Data lines:
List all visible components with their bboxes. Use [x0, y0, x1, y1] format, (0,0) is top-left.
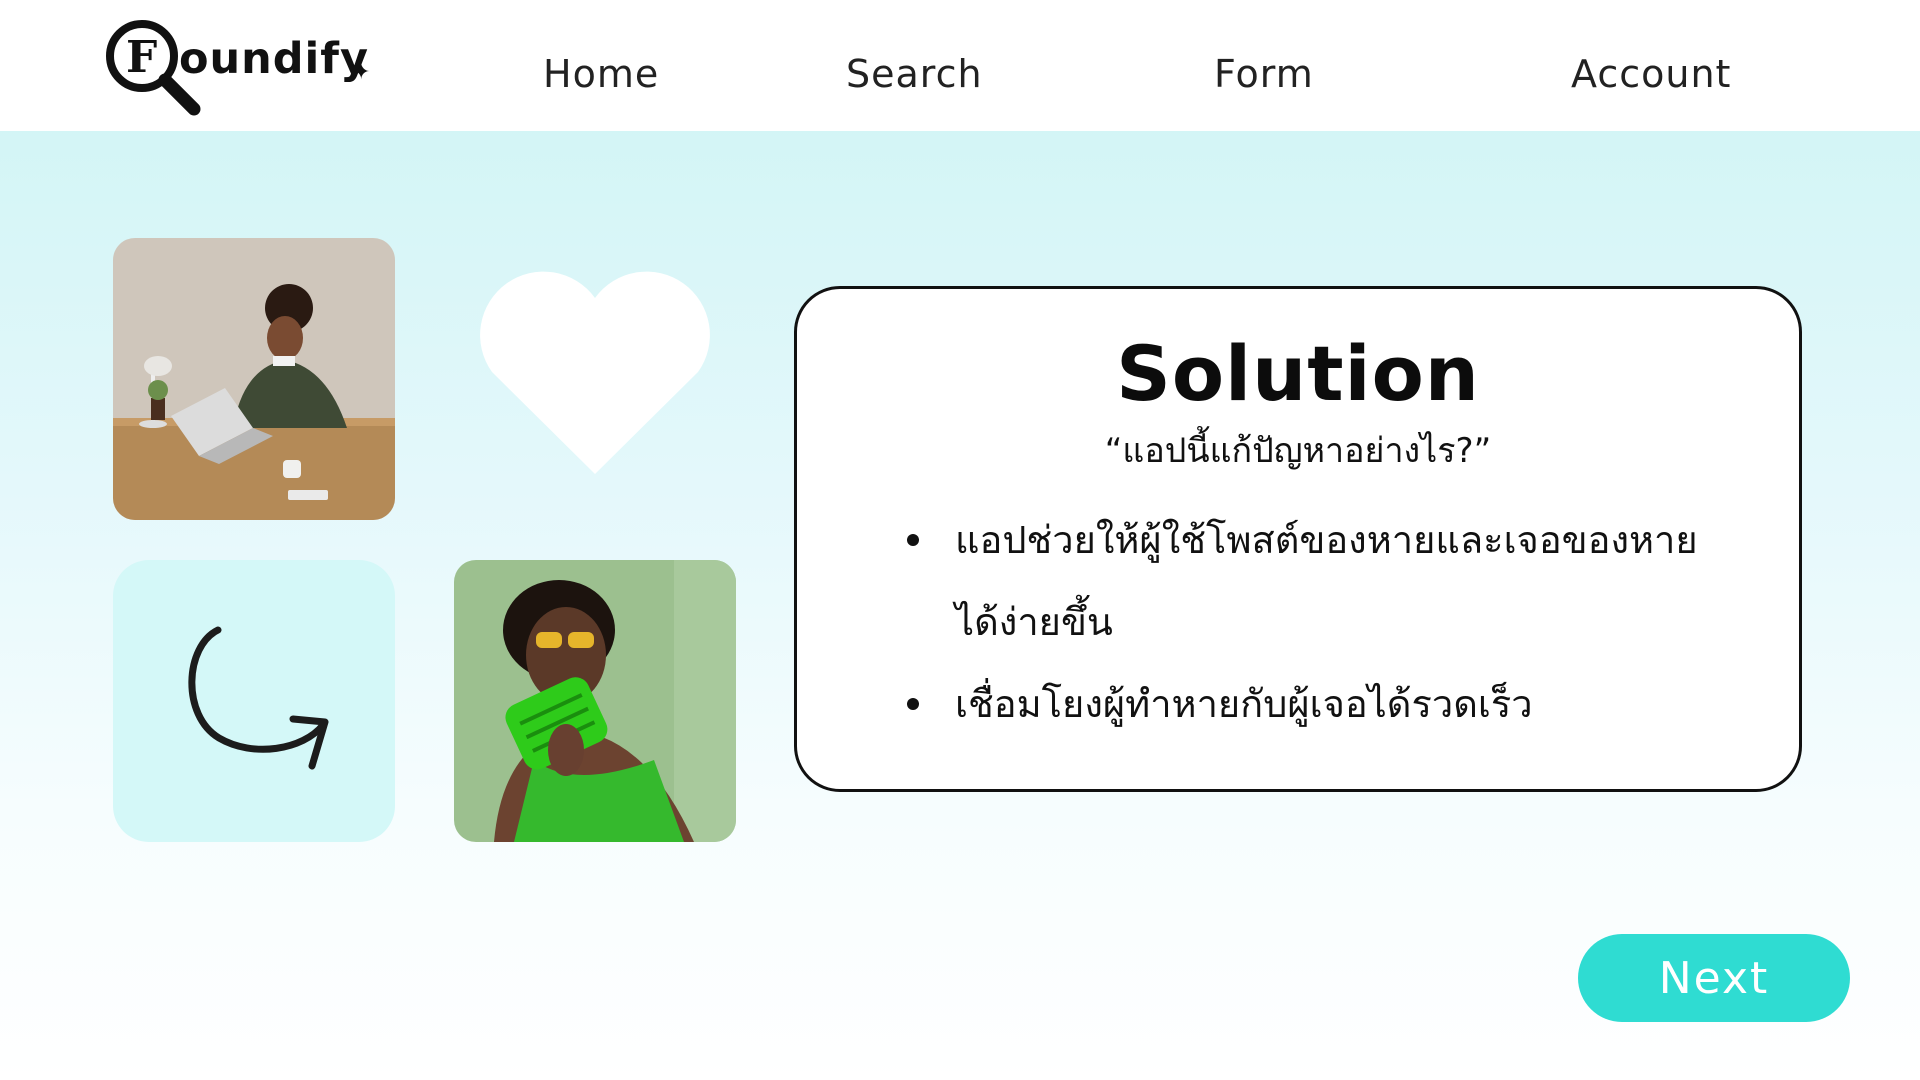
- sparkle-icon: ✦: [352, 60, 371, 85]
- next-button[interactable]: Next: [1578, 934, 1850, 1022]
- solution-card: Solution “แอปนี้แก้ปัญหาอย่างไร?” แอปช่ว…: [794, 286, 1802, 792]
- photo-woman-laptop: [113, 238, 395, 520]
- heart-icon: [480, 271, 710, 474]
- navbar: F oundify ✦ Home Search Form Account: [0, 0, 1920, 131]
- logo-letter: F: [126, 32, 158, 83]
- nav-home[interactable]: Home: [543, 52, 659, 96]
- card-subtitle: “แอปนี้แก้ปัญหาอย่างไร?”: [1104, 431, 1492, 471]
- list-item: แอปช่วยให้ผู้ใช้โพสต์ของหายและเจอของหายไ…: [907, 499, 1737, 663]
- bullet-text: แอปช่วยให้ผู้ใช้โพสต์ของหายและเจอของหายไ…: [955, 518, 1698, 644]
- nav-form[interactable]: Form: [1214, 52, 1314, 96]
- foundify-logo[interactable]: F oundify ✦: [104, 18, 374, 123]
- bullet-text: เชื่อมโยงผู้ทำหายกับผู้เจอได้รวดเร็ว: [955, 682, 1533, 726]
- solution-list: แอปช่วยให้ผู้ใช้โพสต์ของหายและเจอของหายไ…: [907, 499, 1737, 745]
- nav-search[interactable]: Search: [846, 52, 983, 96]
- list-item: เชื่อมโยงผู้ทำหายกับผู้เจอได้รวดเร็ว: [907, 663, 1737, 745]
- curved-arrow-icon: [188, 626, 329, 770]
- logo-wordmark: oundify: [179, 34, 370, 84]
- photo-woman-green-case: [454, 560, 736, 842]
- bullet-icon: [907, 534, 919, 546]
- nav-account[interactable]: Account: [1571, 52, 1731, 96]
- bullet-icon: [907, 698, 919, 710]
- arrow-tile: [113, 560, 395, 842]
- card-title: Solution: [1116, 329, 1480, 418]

Task to carry out: Update the rows from the one containing "- sparkle-icon: ✦: [352, 60, 371, 85]" down to the one containing "- arrow-tile: [113, 560, 395, 842]", replacing "bullet-icon" with "bullet-dot" and leaving everything else unchanged. Return only those rows.

Worked answer:
- sparkle-icon: ✦: [352, 60, 371, 85]
- next-button[interactable]: Next: [1578, 934, 1850, 1022]
- solution-card: Solution “แอปนี้แก้ปัญหาอย่างไร?” แอปช่ว…: [794, 286, 1802, 792]
- photo-woman-laptop: [113, 238, 395, 520]
- heart-icon: [480, 271, 710, 474]
- navbar: F oundify ✦ Home Search Form Account: [0, 0, 1920, 131]
- logo-letter: F: [126, 32, 158, 83]
- nav-home[interactable]: Home: [543, 52, 659, 96]
- card-subtitle: “แอปนี้แก้ปัญหาอย่างไร?”: [1104, 431, 1492, 471]
- list-item: แอปช่วยให้ผู้ใช้โพสต์ของหายและเจอของหายไ…: [907, 499, 1737, 663]
- bullet-text: แอปช่วยให้ผู้ใช้โพสต์ของหายและเจอของหายไ…: [955, 518, 1698, 644]
- nav-form[interactable]: Form: [1214, 52, 1314, 96]
- foundify-logo[interactable]: F oundify ✦: [104, 18, 374, 123]
- bullet-text: เชื่อมโยงผู้ทำหายกับผู้เจอได้รวดเร็ว: [955, 682, 1533, 726]
- solution-list: แอปช่วยให้ผู้ใช้โพสต์ของหายและเจอของหายไ…: [907, 499, 1737, 745]
- nav-search[interactable]: Search: [846, 52, 983, 96]
- list-item: เชื่อมโยงผู้ทำหายกับผู้เจอได้รวดเร็ว: [907, 663, 1737, 745]
- curved-arrow-icon: [188, 626, 329, 770]
- logo-wordmark: oundify: [179, 34, 370, 84]
- photo-woman-green-case: [454, 560, 736, 842]
- bullet-dot: [907, 534, 919, 546]
- nav-account[interactable]: Account: [1571, 52, 1731, 96]
- bullet-dot: [907, 698, 919, 710]
- arrow-tile: [113, 560, 395, 842]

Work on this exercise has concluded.